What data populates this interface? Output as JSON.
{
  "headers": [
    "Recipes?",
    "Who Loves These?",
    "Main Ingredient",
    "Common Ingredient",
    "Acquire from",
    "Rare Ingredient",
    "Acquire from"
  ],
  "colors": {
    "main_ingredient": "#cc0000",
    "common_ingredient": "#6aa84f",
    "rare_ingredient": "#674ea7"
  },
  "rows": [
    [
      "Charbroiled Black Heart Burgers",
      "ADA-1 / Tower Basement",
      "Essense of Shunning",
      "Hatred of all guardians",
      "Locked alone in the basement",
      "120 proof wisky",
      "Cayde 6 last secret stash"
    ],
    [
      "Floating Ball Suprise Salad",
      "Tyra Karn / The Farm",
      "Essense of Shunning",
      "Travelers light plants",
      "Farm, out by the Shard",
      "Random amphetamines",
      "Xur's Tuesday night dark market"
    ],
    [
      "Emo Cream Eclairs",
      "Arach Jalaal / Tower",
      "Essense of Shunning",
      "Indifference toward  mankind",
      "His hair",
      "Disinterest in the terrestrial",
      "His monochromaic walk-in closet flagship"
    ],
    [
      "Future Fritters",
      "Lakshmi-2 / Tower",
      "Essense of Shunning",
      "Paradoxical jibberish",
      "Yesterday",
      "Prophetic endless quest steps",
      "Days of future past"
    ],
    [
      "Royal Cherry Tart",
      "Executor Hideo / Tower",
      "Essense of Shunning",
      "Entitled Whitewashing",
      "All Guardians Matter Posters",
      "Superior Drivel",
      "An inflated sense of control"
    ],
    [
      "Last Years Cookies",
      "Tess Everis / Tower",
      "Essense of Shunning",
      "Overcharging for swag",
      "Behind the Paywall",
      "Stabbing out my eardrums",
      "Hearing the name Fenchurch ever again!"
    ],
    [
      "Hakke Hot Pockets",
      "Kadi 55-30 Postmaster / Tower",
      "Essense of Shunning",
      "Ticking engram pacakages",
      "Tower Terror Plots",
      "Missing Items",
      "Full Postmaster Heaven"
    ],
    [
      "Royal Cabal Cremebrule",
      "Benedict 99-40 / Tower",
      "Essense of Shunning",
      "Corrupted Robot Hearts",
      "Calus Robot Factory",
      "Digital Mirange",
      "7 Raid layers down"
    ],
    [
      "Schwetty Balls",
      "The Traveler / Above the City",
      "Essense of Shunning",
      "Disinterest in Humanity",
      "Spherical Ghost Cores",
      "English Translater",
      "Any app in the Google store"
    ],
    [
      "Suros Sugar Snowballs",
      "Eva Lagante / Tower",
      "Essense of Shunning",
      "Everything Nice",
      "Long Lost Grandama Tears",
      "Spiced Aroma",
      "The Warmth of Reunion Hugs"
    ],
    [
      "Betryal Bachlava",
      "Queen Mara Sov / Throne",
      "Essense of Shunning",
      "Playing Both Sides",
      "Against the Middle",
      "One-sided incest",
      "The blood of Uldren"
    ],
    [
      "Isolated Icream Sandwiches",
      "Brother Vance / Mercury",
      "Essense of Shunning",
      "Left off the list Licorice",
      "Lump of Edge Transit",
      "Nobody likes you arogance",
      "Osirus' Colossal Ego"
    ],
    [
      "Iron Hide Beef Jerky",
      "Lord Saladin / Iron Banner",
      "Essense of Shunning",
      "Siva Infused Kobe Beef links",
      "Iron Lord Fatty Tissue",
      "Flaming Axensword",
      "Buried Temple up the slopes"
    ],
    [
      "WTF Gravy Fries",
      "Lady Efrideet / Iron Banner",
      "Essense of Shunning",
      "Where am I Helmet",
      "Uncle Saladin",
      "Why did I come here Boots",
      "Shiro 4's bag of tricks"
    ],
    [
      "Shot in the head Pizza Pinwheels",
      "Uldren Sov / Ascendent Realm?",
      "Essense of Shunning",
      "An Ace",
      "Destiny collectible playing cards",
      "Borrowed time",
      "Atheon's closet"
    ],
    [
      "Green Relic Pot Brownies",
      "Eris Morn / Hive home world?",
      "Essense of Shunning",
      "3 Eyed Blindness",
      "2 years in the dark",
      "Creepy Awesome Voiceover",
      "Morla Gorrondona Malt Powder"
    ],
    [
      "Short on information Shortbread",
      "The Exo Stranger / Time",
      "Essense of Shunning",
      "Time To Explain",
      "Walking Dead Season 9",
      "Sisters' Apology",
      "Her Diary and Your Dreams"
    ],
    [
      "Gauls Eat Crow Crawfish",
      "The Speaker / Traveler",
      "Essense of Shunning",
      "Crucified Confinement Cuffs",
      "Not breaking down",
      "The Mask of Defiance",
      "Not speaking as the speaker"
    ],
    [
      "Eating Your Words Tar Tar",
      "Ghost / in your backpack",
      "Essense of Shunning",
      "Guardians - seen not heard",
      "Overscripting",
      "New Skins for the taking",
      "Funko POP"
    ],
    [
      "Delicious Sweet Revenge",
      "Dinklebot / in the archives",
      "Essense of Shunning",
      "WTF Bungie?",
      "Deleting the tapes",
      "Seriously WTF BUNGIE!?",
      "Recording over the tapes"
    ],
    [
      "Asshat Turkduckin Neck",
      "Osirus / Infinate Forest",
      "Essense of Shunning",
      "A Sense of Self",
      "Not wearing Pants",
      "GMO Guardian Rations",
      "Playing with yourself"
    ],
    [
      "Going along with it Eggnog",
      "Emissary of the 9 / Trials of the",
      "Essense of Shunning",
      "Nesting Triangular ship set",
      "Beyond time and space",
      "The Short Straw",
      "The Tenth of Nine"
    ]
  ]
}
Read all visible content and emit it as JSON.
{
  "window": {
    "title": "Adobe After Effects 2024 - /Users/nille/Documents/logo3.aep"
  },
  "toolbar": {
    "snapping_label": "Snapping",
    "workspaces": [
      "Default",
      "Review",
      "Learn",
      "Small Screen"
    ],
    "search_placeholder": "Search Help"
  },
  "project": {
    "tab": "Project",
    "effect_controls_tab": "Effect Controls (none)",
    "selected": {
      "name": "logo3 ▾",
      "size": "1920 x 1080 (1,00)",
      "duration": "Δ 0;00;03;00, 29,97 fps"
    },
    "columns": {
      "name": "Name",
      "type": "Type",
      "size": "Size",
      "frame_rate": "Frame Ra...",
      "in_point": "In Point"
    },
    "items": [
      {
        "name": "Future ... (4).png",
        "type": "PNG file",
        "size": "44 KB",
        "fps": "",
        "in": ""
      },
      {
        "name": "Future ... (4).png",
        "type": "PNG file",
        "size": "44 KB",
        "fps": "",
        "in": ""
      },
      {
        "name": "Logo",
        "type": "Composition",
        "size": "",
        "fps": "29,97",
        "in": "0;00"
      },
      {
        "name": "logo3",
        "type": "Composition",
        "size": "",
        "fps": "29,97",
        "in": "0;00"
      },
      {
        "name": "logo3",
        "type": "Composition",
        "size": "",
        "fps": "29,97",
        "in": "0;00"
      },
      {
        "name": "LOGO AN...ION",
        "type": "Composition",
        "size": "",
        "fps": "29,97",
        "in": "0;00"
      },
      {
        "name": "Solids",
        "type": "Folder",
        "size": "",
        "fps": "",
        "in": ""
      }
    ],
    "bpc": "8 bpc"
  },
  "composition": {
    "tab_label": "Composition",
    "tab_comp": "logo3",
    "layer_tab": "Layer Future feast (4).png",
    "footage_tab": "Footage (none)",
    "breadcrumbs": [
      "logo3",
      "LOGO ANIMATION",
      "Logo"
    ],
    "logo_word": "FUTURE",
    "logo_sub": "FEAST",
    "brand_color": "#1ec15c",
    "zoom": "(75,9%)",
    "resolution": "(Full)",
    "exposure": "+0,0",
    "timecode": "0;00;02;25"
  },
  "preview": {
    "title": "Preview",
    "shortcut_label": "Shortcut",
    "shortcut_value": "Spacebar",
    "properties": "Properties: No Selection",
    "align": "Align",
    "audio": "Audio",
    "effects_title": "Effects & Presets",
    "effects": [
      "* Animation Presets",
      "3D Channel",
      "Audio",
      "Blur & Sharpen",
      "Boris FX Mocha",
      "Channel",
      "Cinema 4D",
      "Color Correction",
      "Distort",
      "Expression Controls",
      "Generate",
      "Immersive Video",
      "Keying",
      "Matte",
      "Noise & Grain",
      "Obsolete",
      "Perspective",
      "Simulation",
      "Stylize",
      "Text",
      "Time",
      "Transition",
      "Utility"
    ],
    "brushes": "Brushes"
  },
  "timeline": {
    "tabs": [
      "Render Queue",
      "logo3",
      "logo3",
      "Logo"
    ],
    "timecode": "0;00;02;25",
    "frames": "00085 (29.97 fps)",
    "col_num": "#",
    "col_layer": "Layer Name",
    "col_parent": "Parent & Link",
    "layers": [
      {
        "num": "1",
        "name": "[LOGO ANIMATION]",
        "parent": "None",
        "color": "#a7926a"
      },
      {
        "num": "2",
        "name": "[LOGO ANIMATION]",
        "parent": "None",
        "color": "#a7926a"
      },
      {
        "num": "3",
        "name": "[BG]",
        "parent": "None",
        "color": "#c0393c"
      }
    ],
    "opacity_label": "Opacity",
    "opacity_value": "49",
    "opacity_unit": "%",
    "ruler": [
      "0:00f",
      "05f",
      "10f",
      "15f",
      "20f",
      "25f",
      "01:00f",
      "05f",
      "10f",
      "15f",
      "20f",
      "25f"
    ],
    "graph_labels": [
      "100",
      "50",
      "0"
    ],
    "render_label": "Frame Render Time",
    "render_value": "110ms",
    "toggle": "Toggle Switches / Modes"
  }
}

•••••

Problem description
Using the records above, select and copy every line that has the word "JSON".

Final answer
What data populates this interface? Output as JSON.
Read all visible content and emit it as JSON.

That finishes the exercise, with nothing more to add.